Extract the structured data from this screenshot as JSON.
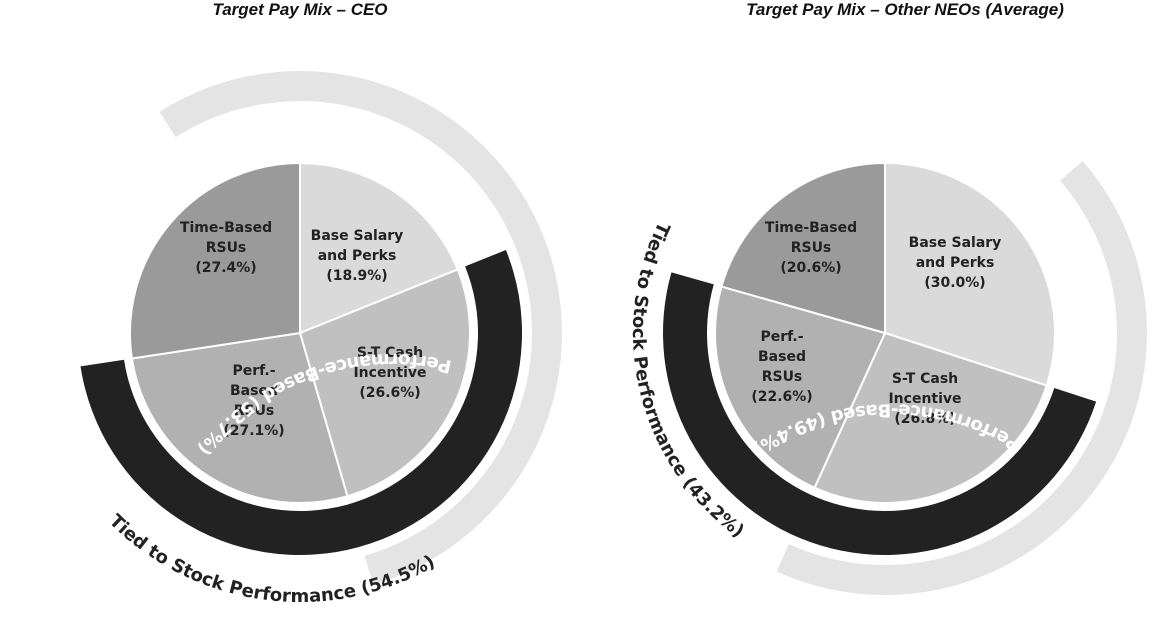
{
  "chart_data": [
    {
      "type": "pie",
      "title": "Target Pay Mix – CEO",
      "slices": [
        {
          "name": "Base Salary and Perks",
          "value": 18.9,
          "label_lines": [
            "Base Salary",
            "and Perks",
            "(18.9%)"
          ],
          "color": "#dadada"
        },
        {
          "name": "S-T Cash Incentive",
          "value": 26.6,
          "label_lines": [
            "S-T Cash",
            "Incentive",
            "(26.6%)"
          ],
          "color": "#c0c0c0"
        },
        {
          "name": "Perf.-Based RSUs",
          "value": 27.1,
          "label_lines": [
            "Perf.-",
            "Based",
            "RSUs",
            "(27.1%)"
          ],
          "color": "#b1b1b1"
        },
        {
          "name": "Time-Based RSUs",
          "value": 27.4,
          "label_lines": [
            "Time-Based",
            "RSUs",
            "(27.4%)"
          ],
          "color": "#9a9a9a"
        }
      ],
      "bands": [
        {
          "label": "Performance-Based (53.7%)",
          "value": 53.7,
          "color": "#222222"
        },
        {
          "label": "Tied to Stock Performance (54.5%)",
          "value": 54.5,
          "color": "#e4e4e4"
        }
      ]
    },
    {
      "type": "pie",
      "title": "Target Pay Mix – Other NEOs (Average)",
      "slices": [
        {
          "name": "Base Salary and Perks",
          "value": 30.0,
          "label_lines": [
            "Base Salary",
            "and Perks",
            "(30.0%)"
          ],
          "color": "#dadada"
        },
        {
          "name": "S-T Cash Incentive",
          "value": 26.8,
          "label_lines": [
            "S-T Cash",
            "Incentive",
            "(26.8%)"
          ],
          "color": "#c0c0c0"
        },
        {
          "name": "Perf.-Based RSUs",
          "value": 22.6,
          "label_lines": [
            "Perf.-",
            "Based",
            "RSUs",
            "(22.6%)"
          ],
          "color": "#b1b1b1"
        },
        {
          "name": "Time-Based RSUs",
          "value": 20.6,
          "label_lines": [
            "Time-Based",
            "RSUs",
            "(20.6%)"
          ],
          "color": "#9a9a9a"
        }
      ],
      "bands": [
        {
          "label": "Performance-Based (49.4%)",
          "value": 49.4,
          "color": "#222222"
        },
        {
          "label": "Tied to Stock Performance (43.2%)",
          "value": 43.2,
          "color": "#e4e4e4"
        }
      ]
    }
  ]
}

+---+

— Given exercise —
Reproduce the entries exactly. Do not carry over any picture.

— Full solution —
Extract the structured data from this screenshot as JSON.
{
  "chart_data": [
    {
      "type": "pie",
      "title": "Target Pay Mix – CEO",
      "slices": [
        {
          "name": "Base Salary and Perks",
          "value": 18.9,
          "label_lines": [
            "Base Salary",
            "and Perks",
            "(18.9%)"
          ],
          "color": "#dadada"
        },
        {
          "name": "S-T Cash Incentive",
          "value": 26.6,
          "label_lines": [
            "S-T Cash",
            "Incentive",
            "(26.6%)"
          ],
          "color": "#c0c0c0"
        },
        {
          "name": "Perf.-Based RSUs",
          "value": 27.1,
          "label_lines": [
            "Perf.-",
            "Based",
            "RSUs",
            "(27.1%)"
          ],
          "color": "#b1b1b1"
        },
        {
          "name": "Time-Based RSUs",
          "value": 27.4,
          "label_lines": [
            "Time-Based",
            "RSUs",
            "(27.4%)"
          ],
          "color": "#9a9a9a"
        }
      ],
      "bands": [
        {
          "label": "Performance-Based (53.7%)",
          "value": 53.7,
          "color": "#222222"
        },
        {
          "label": "Tied to Stock Performance (54.5%)",
          "value": 54.5,
          "color": "#e4e4e4"
        }
      ]
    },
    {
      "type": "pie",
      "title": "Target Pay Mix – Other NEOs (Average)",
      "slices": [
        {
          "name": "Base Salary and Perks",
          "value": 30.0,
          "label_lines": [
            "Base Salary",
            "and Perks",
            "(30.0%)"
          ],
          "color": "#dadada"
        },
        {
          "name": "S-T Cash Incentive",
          "value": 26.8,
          "label_lines": [
            "S-T Cash",
            "Incentive",
            "(26.8%)"
          ],
          "color": "#c0c0c0"
        },
        {
          "name": "Perf.-Based RSUs",
          "value": 22.6,
          "label_lines": [
            "Perf.-",
            "Based",
            "RSUs",
            "(22.6%)"
          ],
          "color": "#b1b1b1"
        },
        {
          "name": "Time-Based RSUs",
          "value": 20.6,
          "label_lines": [
            "Time-Based",
            "RSUs",
            "(20.6%)"
          ],
          "color": "#9a9a9a"
        }
      ],
      "bands": [
        {
          "label": "Performance-Based (49.4%)",
          "value": 49.4,
          "color": "#222222"
        },
        {
          "label": "Tied to Stock Performance (43.2%)",
          "value": 43.2,
          "color": "#e4e4e4"
        }
      ]
    }
  ]
}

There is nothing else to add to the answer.